§ **Given problem**
Records follow. Copy every line with "text".

§ **Record excerpts**
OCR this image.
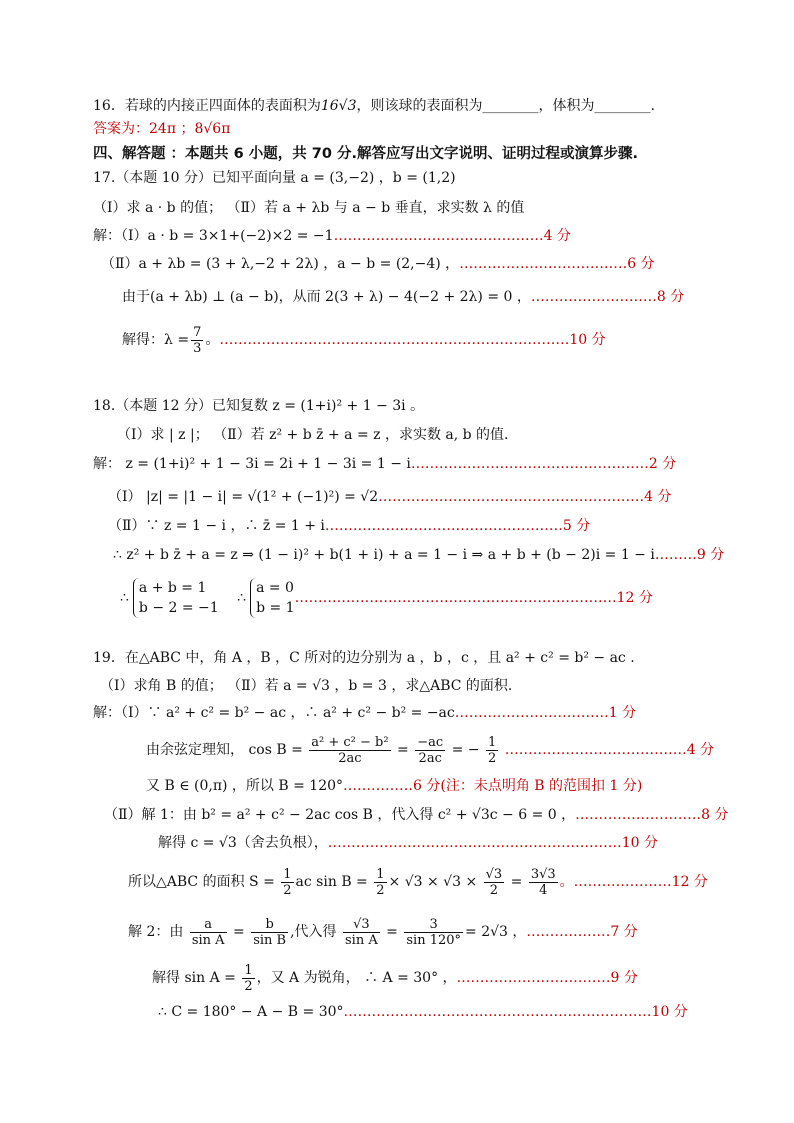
16．若球的内接正四面体的表面积为16√3，则该球的表面积为________，体积为________.
答案为：24π ；8√6π
四、解答题 ：本题共 6 小题，共 70 分.解答应写出文字说明、证明过程或演算步骤.
17.（本题 10 分）已知平面向量 a = (3,−2) ，b = (1,2)
（Ⅰ）求 a · b 的值； （Ⅱ）若 a + λb 与 a − b 垂直，求实数 λ 的值
解：（Ⅰ）a · b = 3×1+(−2)×2 = −1………………………………………4 分
（Ⅱ）a + λb = (3 + λ,−2 + 2λ) ，a − b = (2,−4) ，………………………………6 分
由于(a + λb) ⊥ (a − b)，从而 2(3 + λ) − 4(−2 + 2λ) = 0 ，………………………8 分
解得：$\lambda = \frac{7}{3}$ 。…………………………………………………………………10 分
18.（本题 12 分）已知复数 z = (1+i)² + 1 − 3i 。
（Ⅰ）求 | z |； （Ⅱ）若 z² + b z̄ + a = z ，求实数 a, b 的值.
解： z = (1+i)² + 1 − 3i = 2i + 1 − 3i = 1 − i……………………………………………2 分
（Ⅰ） |z| = |1 − i| = √(1² + (−1)²) = √2…………………………………………………4 分
（Ⅱ）∵ z = 1 − i ，∴ z̄ = 1 + i……………………………………………5 分
∴ z² + b z̄ + a = z ⇒ (1 − i)² + b(1 + i) + a = 1 − i ⇒ a + b + (b − 2)i = 1 − i………9 分
∴
a + b = 1
b − 2 = −1
∴
a = 0
b = 1
……………………………………………………………12 分
19．在△ABC 中，角 A ，B ，C 所对的边分别为 a ，b ，c ，且 a² + c² = b² − ac .
（Ⅰ）求角 B 的值； （Ⅱ）若 a = √3 ，b = 3 ，求△ABC 的面积.
解：（Ⅰ）∵ a² + c² = b² − ac ，∴ a² + c² − b² = −ac……………………………1 分
由余弦定理知， $\cos B = \frac{\text{a² + c² − b²}}{2ac} = \frac{-ac}{2ac}$ = − $\frac{1}{2}$ …………………………………4 分
又 B ∈ (0,π) ，所以 B = 120°……………6 分(注：未点明角 B 的范围扣 1 分)
（Ⅱ）解 1：由 b² = a² + c² − 2ac cos B ，代入得 c² + √3c − 6 = 0 ，………………………8 分
解得 c = √3（舍去负根），………………………………………………………10 分
所以△ABC 的面积 $S = \frac{1}{2}$ ac $\sin B = \frac{1}{2} \times √3 \times √3 \times \frac{√3}{2} = \frac{3√3}{4}$ 。…………………12 分
解 2：由 $\frac{a}{\text{sin A}} = \frac{b}{\text{sin B}}$ ,代入得 $\frac{√3}{\text{sin A}} = \frac{3}{\sin 120^\circ} = 2√3$ ，………………7 分
解得 $\sin A = \frac{1}{2}$ ，又 A 为锐角， ∴ A = 30° ，……………………………9 分
∴ C = 180° − A − B = 30°…………………………………………………………10 分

§ **Finished exercise**
由余弦定理知， $\cos B = \frac{\text{a² + c² − b²}}{2ac} = \frac{-ac}{2ac}$ = − $\frac{1}{2}$ …………………………………4 分
解 2：由 $\frac{a}{\text{sin A}} = \frac{b}{\text{sin B}}$ ,代入得 $\frac{√3}{\text{sin A}} = \frac{3}{\sin 120^\circ} = 2√3$ ，………………7 分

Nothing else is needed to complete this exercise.